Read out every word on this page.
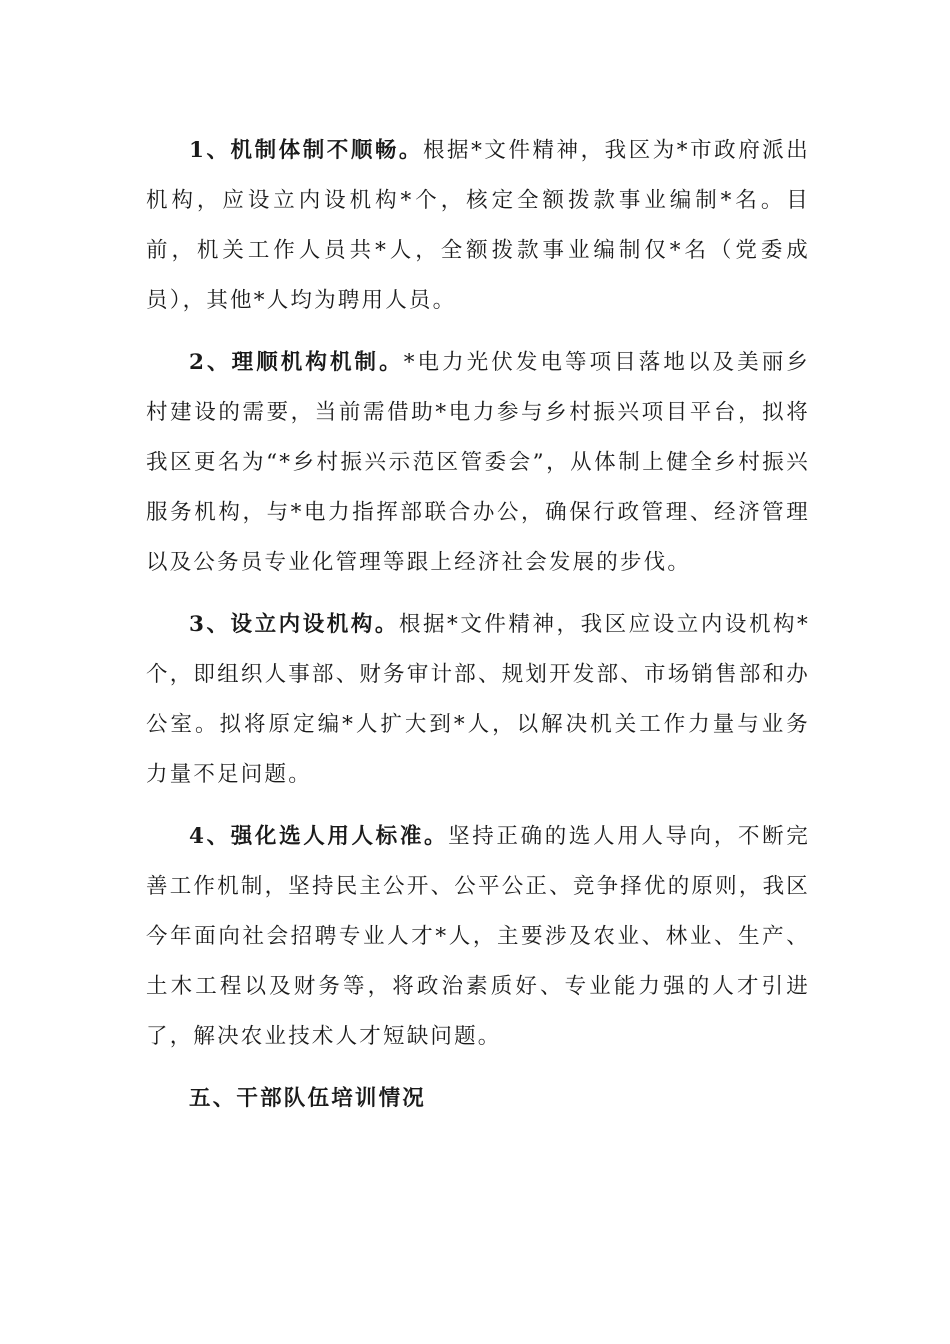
1、机制体制不顺畅。根据*文件精神，我区为*市政府派出机构，应设立内设机构*个，核定全额拨款事业编制*名。目前，机关工作人员共*人，全额拨款事业编制仅*名（党委成员），其他*人均为聘用人员。

2、理顺机构机制。*电力光伏发电等项目落地以及美丽乡村建设的需要，当前需借助*电力参与乡村振兴项目平台，拟将我区更名为“*乡村振兴示范区管委会”，从体制上健全乡村振兴服务机构，与*电力指挥部联合办公，确保行政管理、经济管理以及公务员专业化管理等跟上经济社会发展的步伐。

3、设立内设机构。根据*文件精神，我区应设立内设机构*个，即组织人事部、财务审计部、规划开发部、市场销售部和办公室。拟将原定编*人扩大到*人，以解决机关工作力量与业务力量不足问题。

4、强化选人用人标准。坚持正确的选人用人导向，不断完善工作机制，坚持民主公开、公平公正、竞争择优的原则，我区今年面向社会招聘专业人才*人，主要涉及农业、林业、生产、土木工程以及财务等，将政治素质好、专业能力强的人才引进了，解决农业技术人才短缺问题。

五、干部队伍培训情况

## TASK REQUIREMENTS:
Copy all the entries word for word. Omit any pictures.

## THE COMPLETED TASK:
Read out every word on this page.
1、机制体制不顺畅。根据*文件精神，我区为*市政府派出机构，应设立内设机构*个，核定全额拨款事业编制*名。目前，机关工作人员共*人，全额拨款事业编制仅*名（党委成员），其他*人均为聘用人员。

2、理顺机构机制。*电力光伏发电等项目落地以及美丽乡村建设的需要，当前需借助*电力参与乡村振兴项目平台，拟将我区更名为“*乡村振兴示范区管委会”，从体制上健全乡村振兴服务机构，与*电力指挥部联合办公，确保行政管理、经济管理以及公务员专业化管理等跟上经济社会发展的步伐。

3、设立内设机构。根据*文件精神，我区应设立内设机构*个，即组织人事部、财务审计部、规划开发部、市场销售部和办公室。拟将原定编*人扩大到*人，以解决机关工作力量与业务力量不足问题。

4、强化选人用人标准。坚持正确的选人用人导向，不断完善工作机制，坚持民主公开、公平公正、竞争择优的原则，我区今年面向社会招聘专业人才*人，主要涉及农业、林业、生产、土木工程以及财务等，将政治素质好、专业能力强的人才引进了，解决农业技术人才短缺问题。

五、干部队伍培训情况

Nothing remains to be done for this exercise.